STATED EXERCISE A - According to the harmonic series thread, how many terms are needed for the partial sum to reach 4?

ARTICLE -
[Start]

Why is the ratio of the number of terms needed to achieve successive integer values in the harmonic series approximately $e$?

Question

Consider the harmonic series: $$1+\frac{1}{2}+\frac{1}{3}+\frac{1}{4}+\frac{1}{5} + \cdots .$$

It takes $1$ term to achieve a partial sum of $1$, since $1$ is the first number.

It takes $4$ terms to achieve a partial sum of $2$: $1+\frac{1}{2}+\frac{1}{3}+\frac{1}{4} = 2.08\bar{3}$ is the first partial sum of value at least $2$.

To get to $3$ it takes $11$ terms. To get to $4$ it takes $31$ terms. To get to $5$ it takes $83$ terms.

If you consider this equation: $x_n = 1+\frac{1}{2}+\frac{1}{3}+\cdots+\frac{1}{n}$ and replace $x$ with any natural number then: ${(x+1)}_{n*e}$

I might not be wording this correctly, but I want to know whether and how it can be shown mathematically why $e$ appears to show up in the ratio of the numbers of terms required for partial sums that take on successive integer values.

More examples

The first partial sum in the harmonic series larger than $15$ is

$$1+\frac{1}{2}+\frac{1}{3} + \cdots + \frac{1}{1835421} > 15$$

The first partial sum larger than 16 is

$$1+\frac{1}{2}+\frac{1}{3} + \cdots + \frac{1}{4989191} > 16$$

Note that $\frac{4989191}{1835421}$ is an approximation of $e$.

I've calculated the first five of the quotients of the iterations needed to reach partial sums of integers:

$\frac{4}{1}$

$\frac{11}{4}$

$\frac{31}{11}$

$\frac{83}{31}$

$\frac{227}{83}$

Answer 1

The $n$th harmonic number $$H_n := 1 + \frac{1}{2} + \frac{1}{3} + \cdots + \frac{1}{n}$$ satisfies $$H_n = \log n + \gamma + \frac{1}{2n} - \frac{1}{12 n^2} + O\left(\frac{1}{n^4}\right),$$ where $$\gamma = 0.5772156649\ldots$$ is the Euler-Mascheroni constant (for a little more about this asymptotic approximation, see this subsection of that article). Even for reasonably small $n$, the $\log n$ term dominates the terms in negative powers of $n$. Those terms are hence negligible for our purposes, and we have $$H_n \approx \log n + \gamma.$$ So, rearranging gives that the number $n_N$ of terms of the harmonic series needed to achieve a sum $H_n \geq N$ is $$n_N \approx \exp(N - \gamma).$$

The estimates this expression furnishes for the values $N$ mentioned in the question are (rounding the values in the last column to the nearest $10^{-3}$): \begin{array}{ccc} N & n_N & \exp(N - \gamma)\\ \hline 2 & 4 & 4.148 \\ 3 & 11 & 11.277 \\ 4 & 31 & 30.655 \\ 5 & 83 & 83.327 \\ \vdots & \vdots & \vdots \\ 15 & 1835421 & 1835420.815 \\ 16 & 4989191 & 4989191.048\\ \end{array} As we can see, this estimate produces good values even for very small values of $N$. (Already for $N = 2$, we need $n_N = 4$ terms, and the dominant correction term here only contributes $\frac{1}{2(4)} = \frac{1}{8}$.) It's probably not hard to write down very good bounds on the error of this estimate (and hence justify discarding the remaining terms in the above expansion), but I don't know offhand what they are.

[End]

DATA PROVIDED -

[Start]

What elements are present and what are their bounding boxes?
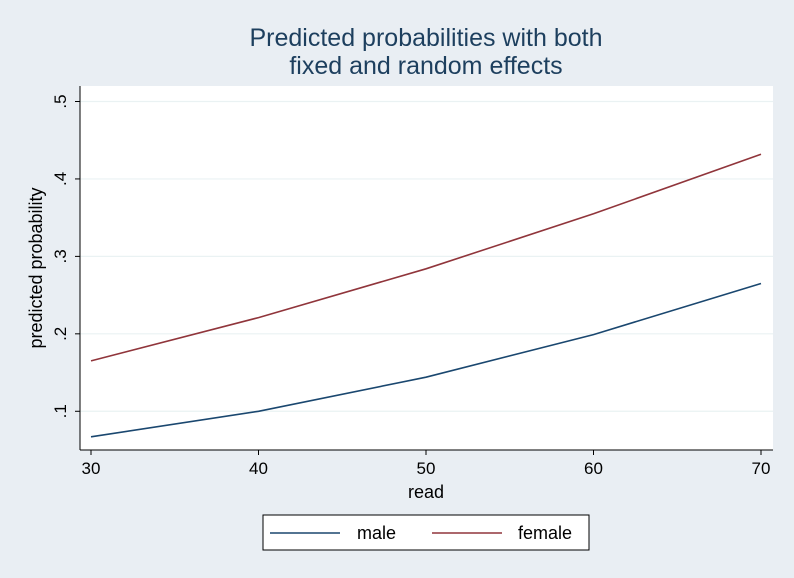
series-line-female	[90, 153, 762, 362]
x-tick-label-4: 70	[752, 459, 771, 478]
chart-title-line-1: Predicted probabilities with both	[250, 24, 603, 52]
grid-lines	[80, 100, 773, 412]
y-tick-label-2: .3	[51, 249, 70, 263]
series-layer	[90, 153, 762, 438]
y-tick-label-3: .4	[51, 172, 70, 186]
y-tick-label-4: .5	[51, 94, 70, 108]
y-tick-label-1: .2	[51, 327, 70, 341]
series-line-male	[90, 282, 762, 438]
legend-label-female: female	[518, 523, 572, 543]
x-tick-label-3: 60	[584, 459, 603, 478]
x-tick-label-2: 50	[417, 459, 436, 478]
y-tick-label-0: .1	[51, 404, 70, 418]
x-tick-label-1: 40	[249, 459, 268, 478]
x-tick-label-0: 30	[82, 459, 101, 478]
legend: male female	[262, 514, 590, 551]
legend-label-male: male	[357, 523, 396, 543]
axes: .1 .2 .3 .4 .5 30 40 50 60 70	[51, 86, 773, 478]
y-axis-label: predicted probability	[26, 187, 46, 348]
chart-title-line-2: fixed and random effects	[289, 52, 562, 80]
x-axis-label: read	[408, 482, 444, 502]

[End]

STATED EXERCISE B - Select every line of the records that contains the string "chart", treating uppercase and lowercase as different.

PROBLEM SOLUTION A - 31 terms.

PROBLEM SOLUTION B -
chart-title-line-1: Predicted probabilities with both	[250, 24, 603, 52]
chart-title-line-2: fixed and random effects	[289, 52, 562, 80]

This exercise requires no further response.